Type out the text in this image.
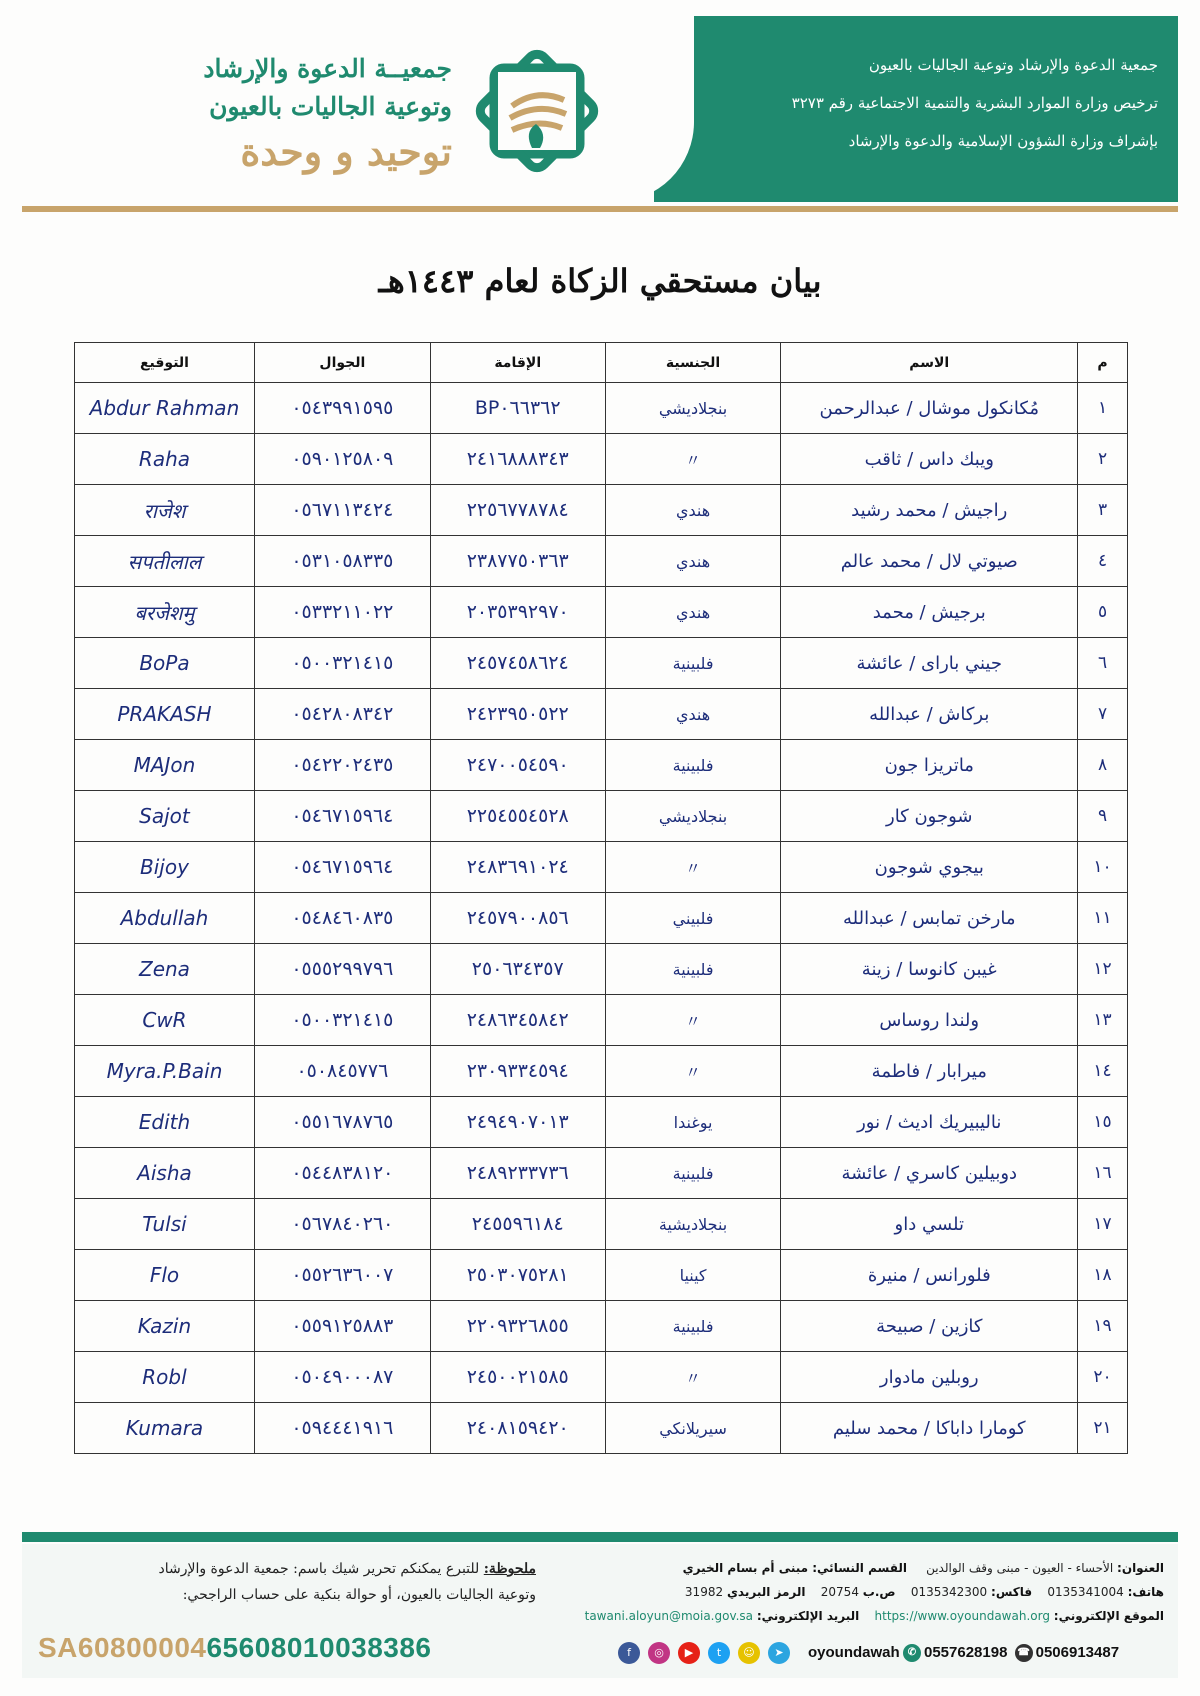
جمعية الدعوة والإرشاد وتوعية الجاليات بالعيون
ترخيص وزارة الموارد البشرية والتنمية الاجتماعية رقم ٣٢٧٣
بإشراف وزارة الشؤون الإسلامية والدعوة والإرشاد
جمعيــة الدعوة والإرشاد
وتوعية الجاليات بالعيون
توحيد و وحدة
بيان مستحقي الزكاة لعام ١٤٤٣هـ
م	الاسم	الجنسية	الإقامة	الجوال	التوقيع
١	مُكانكول موشال / عبدالرحمن	بنجلاديشي	BP٠٦٦٣٦٢	٠٥٤٣٩٩١٥٩٥	Abdur Rahman
٢	ويبك داس / ثاقب	〃	٢٤١٦٨٨٨٣٤٣	٠٥٩٠١٢٥٨٠٩	Raha
٣	راجيش / محمد رشيد	هندي	٢٢٥٦٧٧٨٧٨٤	٠٥٦٧١١٣٤٢٤	राजेश
٤	صيوتي لال / محمد عالم	هندي	٢٣٨٧٧٥٠٣٦٣	٠٥٣١٠٥٨٣٣٥	सपतीलाल
٥	برجيش / محمد	هندي	٢٠٣٥٣٩٢٩٧٠	٠٥٣٣٢١١٠٢٢	बरजेशमु
٦	جيني باراى / عائشة	فلبينية	٢٤٥٧٤٥٨٦٢٤	٠٥٠٠٣٢١٤١٥	BoPa
٧	بركاش / عبدالله	هندي	٢٤٢٣٩٥٠٥٢٢	٠٥٤٢٨٠٨٣٤٢	PRAKASH
٨	ماتريزا جون	فلبينية	٢٤٧٠٠٥٤٥٩٠	٠٥٤٢٢٠٢٤٣٥	MAJon
٩	شوجون كار	بنجلاديشي	٢٢٥٤٥٥٤٥٢٨	٠٥٤٦٧١٥٩٦٤	Sajot
١٠	بيجوي شوجون	〃	٢٤٨٣٦٩١٠٢٤	٠٥٤٦٧١٥٩٦٤	Bijoy
١١	مارخن تمابس / عبدالله	فلبيني	٢٤٥٧٩٠٠٨٥٦	٠٥٤٨٤٦٠٨٣٥	Abdullah
١٢	غيبن كانوسا / زينة	فلبينية	٢٥٠٦٣٤٣٥٧	٠٥٥٥٢٩٩٧٩٦	Zena
١٣	ولندا روساس	〃	٢٤٨٦٣٤٥٨٤٢	٠٥٠٠٣٢١٤١٥	CwR
١٤	ميرابار / فاطمة	〃	٢٣٠٩٣٣٤٥٩٤	٠٥٠٨٤٥٧٧٦	Myra.P.Bain
١٥	ناليبيريك اديث / نور	يوغندا	٢٤٩٤٩٠٧٠١٣	٠٥٥١٦٧٨٧٦٥	Edith
١٦	دوبيلين كاسري / عائشة	فلبينية	٢٤٨٩٢٣٣٧٣٦	٠٥٤٤٨٣٨١٢٠	Aisha
١٧	تلسي داو	بنجلاديشية	٢٤٥٥٩٦١٨٤	٠٥٦٧٨٤٠٢٦٠	Tulsi
١٨	فلورانس / منيرة	كينيا	٢٥٠٣٠٧٥٢٨١	٠٥٥٢٦٣٦٠٠٧	Flo
١٩	كازين / صبيحة	فلبينية	٢٢٠٩٣٢٦٨٥٥	٠٥٥٩١٢٥٨٨٣	Kazin
٢٠	روبلين مادوار	〃	٢٤٥٠٠٢١٥٨٥	٠٥٠٤٩٠٠٠٨٧	Robl
٢١	كومارا داباكا / محمد سليم	سيريلانكي	٢٤٠٨١٥٩٤٢٠	٠٥٩٤٤٤١٩١٦	Kumara
العنوان: الأحساء - العيون - مبنى وقف الوالدين     القسم النسائي: مبنى أم بسام الخيري
هاتف: 0135341004    فاكس: 0135342300    ص.ب 20754    الرمز البريدي 31982
الموقع الإلكتروني: https://www.oyoundawah.org    البريد الإلكتروني: tawani.aloyun@moia.gov.sa
ملحوظة: للتبرع يمكنكم تحرير شيك باسم: جمعية الدعوة والإرشاد
وتوعية الجاليات بالعيون، أو حوالة بنكية على حساب الراجحي:
SA6080000465608010038386	f	◎	▶	t	☺	➤	oyoundawah ✆ 0557628198 ☎ 0506913487
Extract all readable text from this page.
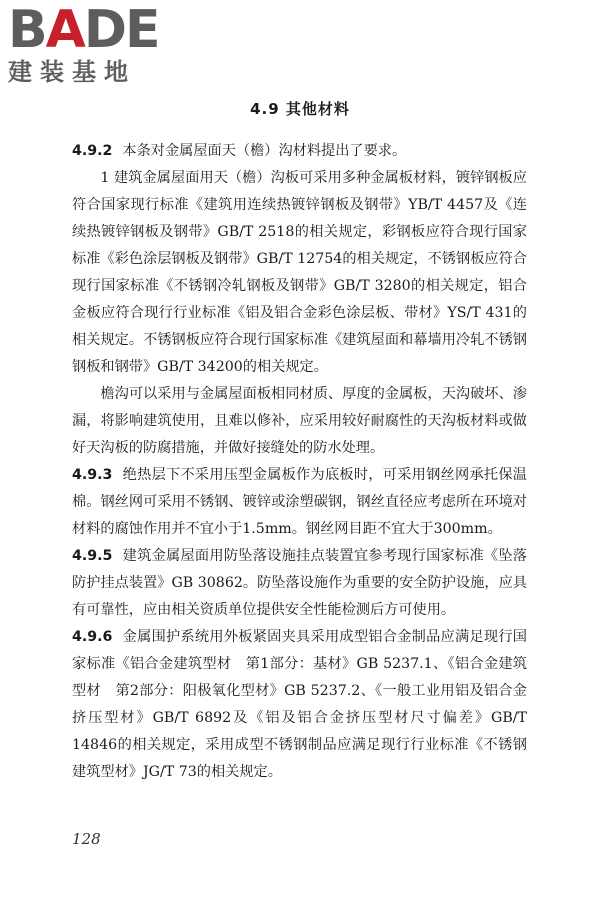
BADE
建装基地
4.9 其他材料

4.9.2 本条对金属屋面天（檐）沟材料提出了要求。

1 建筑金属屋面用天（檐）沟板可采用多种金属板材料，镀锌钢板应符合国家现行标准《建筑用连续热镀锌钢板及钢带》YB/T 4457及《连续热镀锌钢板及钢带》GB/T 2518的相关规定，彩钢板应符合现行国家标准《彩色涂层钢板及钢带》GB/T 12754的相关规定，不锈钢板应符合现行国家标准《不锈钢冷轧钢板及钢带》GB/T 3280的相关规定，铝合金板应符合现行行业标准《铝及铝合金彩色涂层板、带材》YS/T 431的相关规定。不锈钢板应符合现行国家标准《建筑屋面和幕墙用冷轧不锈钢钢板和钢带》GB/T 34200的相关规定。

檐沟可以采用与金属屋面板相同材质、厚度的金属板，天沟破坏、渗漏，将影响建筑使用，且难以修补，应采用较好耐腐性的天沟板材料或做好天沟板的防腐措施，并做好接缝处的防水处理。

4.9.3 绝热层下不采用压型金属板作为底板时，可采用钢丝网承托保温棉。钢丝网可采用不锈钢、镀锌或涂塑碳钢，钢丝直径应考虑所在环境对材料的腐蚀作用并不宜小于1.5mm。钢丝网目距不宜大于300mm。

4.9.5 建筑金属屋面用防坠落设施挂点装置宜参考现行国家标准《坠落防护挂点装置》GB 30862。防坠落设施作为重要的安全防护设施，应具有可靠性，应由相关资质单位提供安全性能检测后方可使用。

4.9.6 金属围护系统用外板紧固夹具采用成型铝合金制品应满足现行国家标准《铝合金建筑型材　第1部分：基材》GB 5237.1、《铝合金建筑型材　第2部分：阳极氧化型材》GB 5237.2、《一般工业用铝及铝合金挤压型材》GB/T 6892及《铝及铝合金挤压型材尺寸偏差》GB/T 14846的相关规定，采用成型不锈钢制品应满足现行行业标准《不锈钢建筑型材》JG/T 73的相关规定。

128
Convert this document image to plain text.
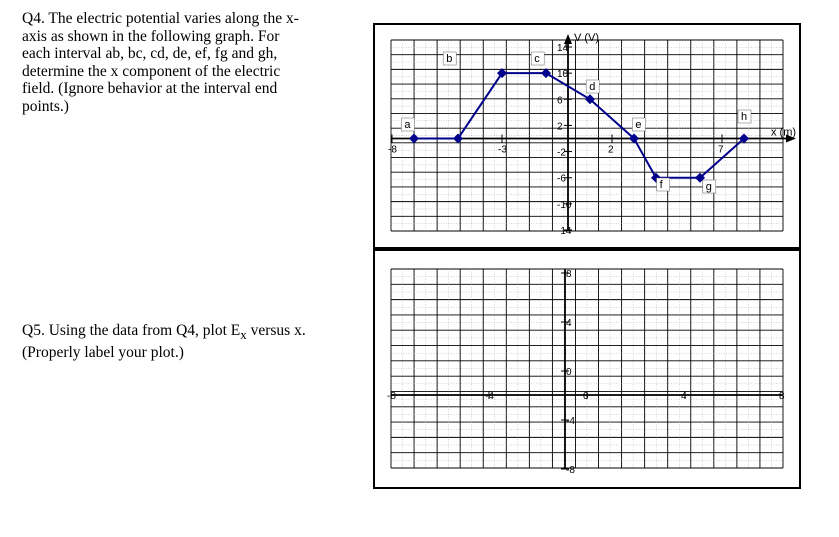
Q4. The electric potential varies along the x-

axis as shown in the following graph. For

each interval ab, bc, cd, de, ef, fg and gh,

determine the x component of the electric

field. (Ignore behavior at the interval end

points.)

Q5. Using the data from Q4, plot $E_x$ versus x.

(Properly label your plot.)

-8	-3	2	7
14
10
6
2
-2
-6
-10
-14
x (m)
V (V)
a
b	c
d
e
f	g
h
-8	-4	0	4	8
8
4
0
-4
-8
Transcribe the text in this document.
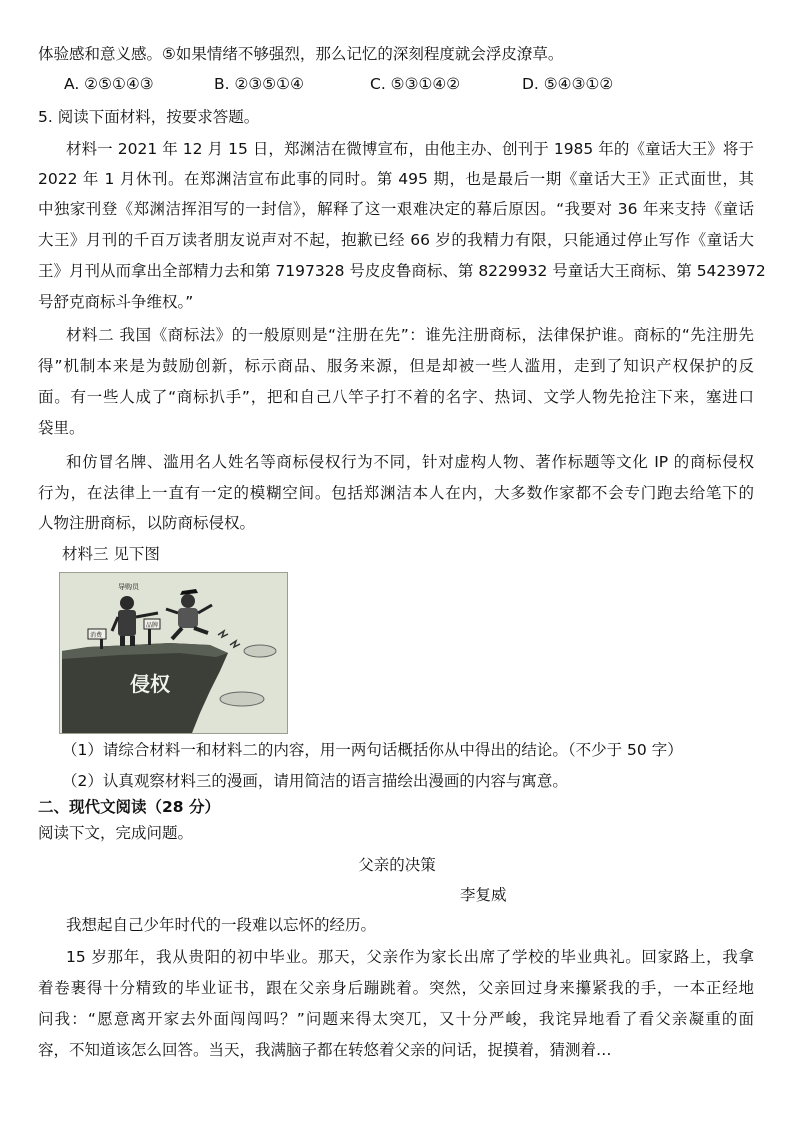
体验感和意义感。⑤如果情绪不够强烈，那么记忆的深刻程度就会浮皮潦草。
A. ②⑤①④③	B. ②③⑤①④	C. ⑤③①④②	D. ⑤④③①②
5. 阅读下面材料，按要求答题。
材料一 2021 年 12 月 15 日，郑渊洁在微博宣布，由他主办、创刊于 1985 年的《童话大王》将于
2022 年 1 月休刊。在郑渊洁宣布此事的同时。第 495 期，也是最后一期《童话大王》正式面世，其
中独家刊登《郑渊洁挥泪写的一封信》，解释了这一艰难决定的幕后原因。“我要对 36 年来支持《童话
大王》月刊的千百万读者朋友说声对不起，抱歉已经 66 岁的我精力有限，只能通过停止写作《童话大
王》月刊从而拿出全部精力去和第 7197328 号皮皮鲁商标、第 8229932 号童话大王商标、第 5423972
号舒克商标斗争维权。”
材料二 我国《商标法》的一般原则是“注册在先”：谁先注册商标，法律保护谁。商标的“先注册先
得”机制本来是为鼓励创新，标示商品、服务来源，但是却被一些人滥用，走到了知识产权保护的反
面。有一些人成了“商标扒手”，把和自己八竿子打不着的名字、热词、文学人物先抢注下来，塞进口
袋里。
和仿冒名牌、滥用名人姓名等商标侵权行为不同，针对虚构人物、著作标题等文化 IP 的商标侵权
行为，在法律上一直有一定的模糊空间。包括郑渊洁本人在内，大多数作家都不会专门跑去给笔下的
人物注册商标，以防商标侵权。
材料三 见下图
侵权
导购员
消费
品牌
（1）请综合材料一和材料二的内容，用一两句话概括你从中得出的结论。（不少于 50 字）
（2）认真观察材料三的漫画，请用简洁的语言描绘出漫画的内容与寓意。
二、现代文阅读（28 分）
阅读下文，完成问题。
父亲的决策
李复威
我想起自己少年时代的一段难以忘怀的经历。
15 岁那年，我从贵阳的初中毕业。那天，父亲作为家长出席了学校的毕业典礼。回家路上，我拿
着卷裹得十分精致的毕业证书，跟在父亲身后蹦跳着。突然，父亲回过身来攥紧我的手，一本正经地
问我：“愿意离开家去外面闯闯吗？”问题来得太突兀，又十分严峻，我诧异地看了看父亲凝重的面
容，不知道该怎么回答。当天，我满脑子都在转悠着父亲的问话，捉摸着，猜测着…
=-=-=
Exercise directions => Check every line for "شوجون" and show the ones that have it.

Task solution =>
٩	شوجون كار	بنجلاديشي	٢٢٥٤٥٥٤٥٢٨	٠٥٤٦٧١٥٩٦٤	Sajot
١٠	بيجوي شوجون	〃	٢٤٨٣٦٩١٠٢٤	٠٥٤٦٧١٥٩٦٤	Bijoy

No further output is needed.